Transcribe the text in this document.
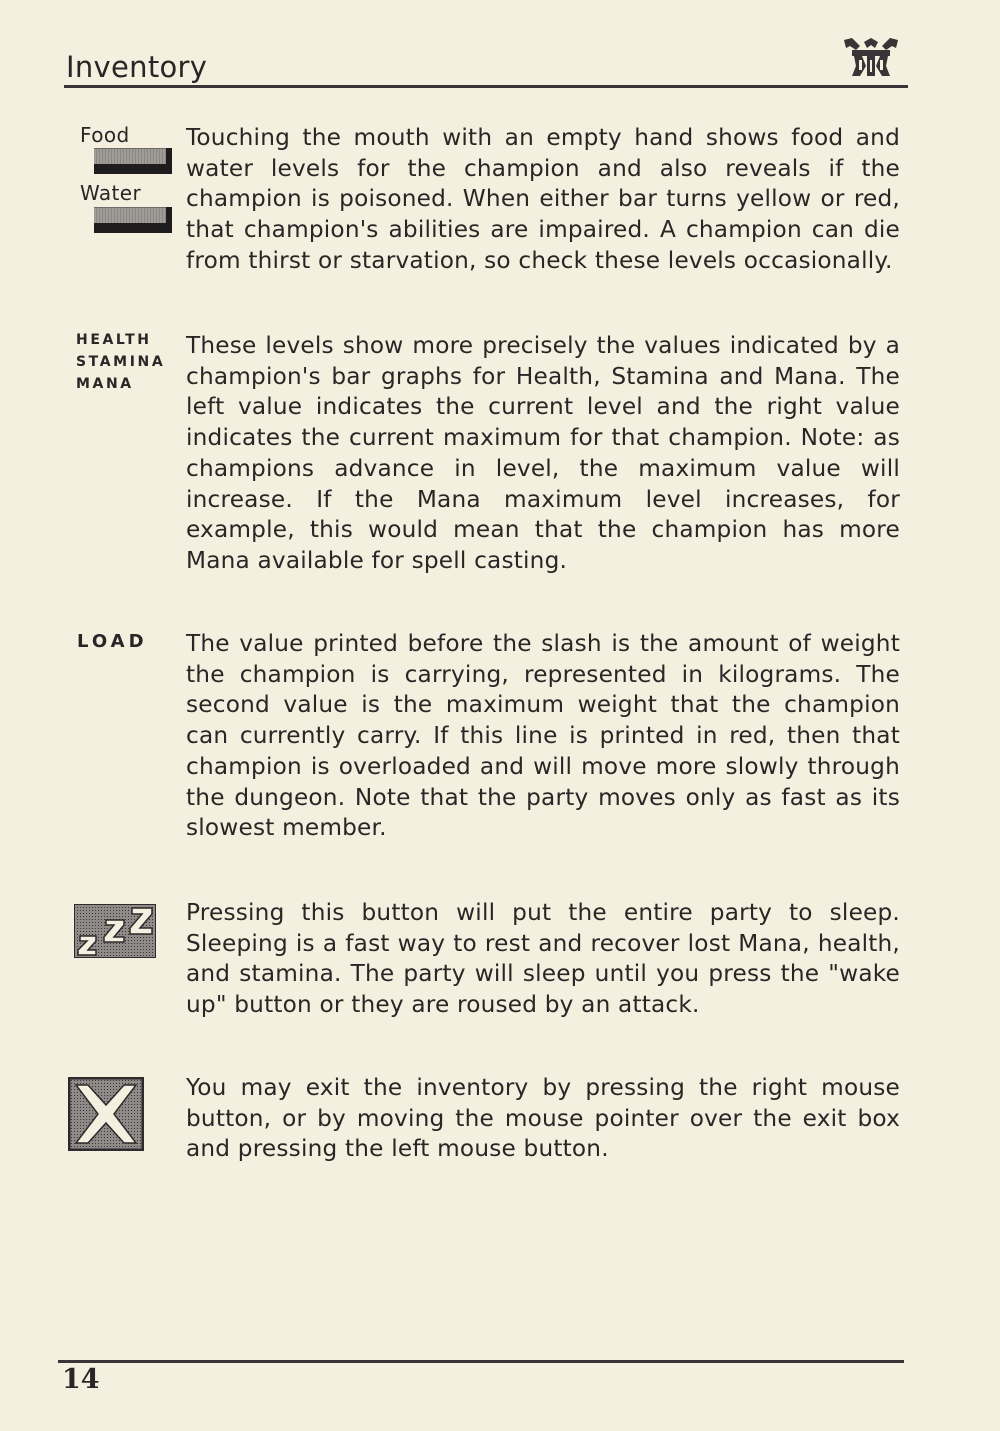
Inventory
Food
Water
Touching the mouth with an empty hand shows food and water levels for the champion and also reveals if the champion is poisoned. When either bar turns yellow or red, that champion's abilities are impaired. A champion can die from thirst or starvation, so check these levels occasionally.
HEALTH
STAMINA
MANA
These levels show more precisely the values indicated by a champion's bar graphs for Health, Stamina and Mana. The left value indicates the current level and the right value indicates the current maximum for that champion. Note: as champions advance in level, the maximum value will increase. If the Mana maximum level increases, for example, this would mean that the champion has more Mana available for spell casting.
LOAD The value printed before the slash is the amount of weight the champion is carrying, represented in kilograms. The second value is the maximum weight that the champion can currently carry. If this line is printed in red, then that champion is overloaded and will move more slowly through the dungeon. Note that the party moves only as fast as its slowest member.
Pressing this button will put the entire party to sleep. Sleeping is a fast way to rest and recover lost Mana, health, and stamina. The party will sleep until you press the "wake up" button or they are roused by an attack.
You may exit the inventory by pressing the right mouse button, or by moving the mouse pointer over the exit box and pressing the left mouse button.
14
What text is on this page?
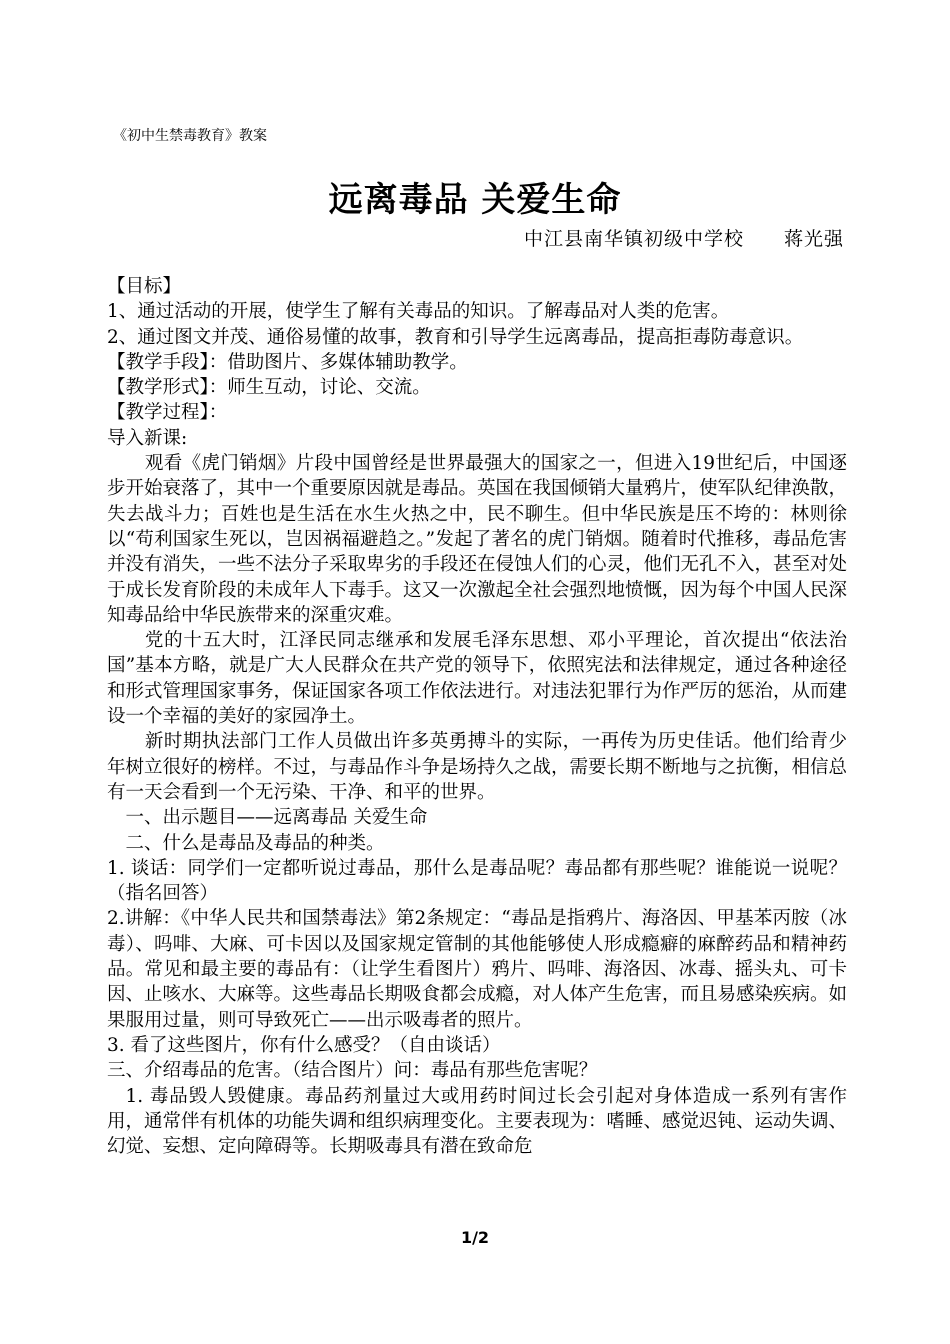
《初中生禁毒教育》教案
远离毒品 关爱生命
中江县南华镇初级中学校 蒋光强

【目标】

1、通过活动的开展，使学生了解有关毒品的知识。了解毒品对人类的危害。

2、通过图文并茂、通俗易懂的故事，教育和引导学生远离毒品，提高拒毒防毒意识。

【教学手段】：借助图片、多媒体辅助教学。

【教学形式】：师生互动，讨论、交流。

【教学过程】：

导入新课:

观看《虎门销烟》片段中国曾经是世界最强大的国家之一，但进入19世纪后，中国逐步开始衰落了，其中一个重要原因就是毒品。英国在我国倾销大量鸦片，使军队纪律涣散，失去战斗力；百姓也是生活在水生火热之中，民不聊生。但中华民族是压不垮的：林则徐以“苟利国家生死以，岂因祸福避趋之。”发起了著名的虎门销烟。随着时代推移，毒品危害并没有消失，一些不法分子采取卑劣的手段还在侵蚀人们的心灵，他们无孔不入，甚至对处于成长发育阶段的未成年人下毒手。这又一次激起全社会强烈地愤慨，因为每个中国人民深知毒品给中华民族带来的深重灾难。

党的十五大时，江泽民同志继承和发展毛泽东思想、邓小平理论，首次提出“依法治国”基本方略，就是广大人民群众在共产党的领导下，依照宪法和法律规定，通过各种途径和形式管理国家事务，保证国家各项工作依法进行。对违法犯罪行为作严厉的惩治，从而建设一个幸福的美好的家园净土。

新时期执法部门工作人员做出许多英勇搏斗的实际，一再传为历史佳话。他们给青少年树立很好的榜样。不过，与毒品作斗争是场持久之战，需要长期不断地与之抗衡，相信总有一天会看到一个无污染、干净、和平的世界。

一、出示题目——远离毒品 关爱生命

二、什么是毒品及毒品的种类。

1. 谈话：同学们一定都听说过毒品，那什么是毒品呢？毒品都有那些呢？谁能说一说呢？（指名回答）

2.讲解：《中华人民共和国禁毒法》第2条规定：“毒品是指鸦片、海洛因、甲基苯丙胺（冰毒）、吗啡、大麻、可卡因以及国家规定管制的其他能够使人形成瘾癖的麻醉药品和精神药品。常见和最主要的毒品有：（让学生看图片）鸦片、吗啡、海洛因、冰毒、摇头丸、可卡因、止咳水、大麻等。这些毒品长期吸食都会成瘾，对人体产生危害，而且易感染疾病。如果服用过量，则可导致死亡——出示吸毒者的照片。

3. 看了这些图片，你有什么感受？（自由谈话）

三、介绍毒品的危害。（结合图片）问：毒品有那些危害呢？

1. 毒品毁人毁健康。毒品药剂量过大或用药时间过长会引起对身体造成一系列有害作用，通常伴有机体的功能失调和组织病理变化。主要表现为：嗜睡、感觉迟钝、运动失调、幻觉、妄想、定向障碍等。长期吸毒具有潜在致命危

1/2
§
#### [STATED GOAL]
Of the lines in the material, how many hold the word "text"? Reply with the number only.

#### [REPLY]
2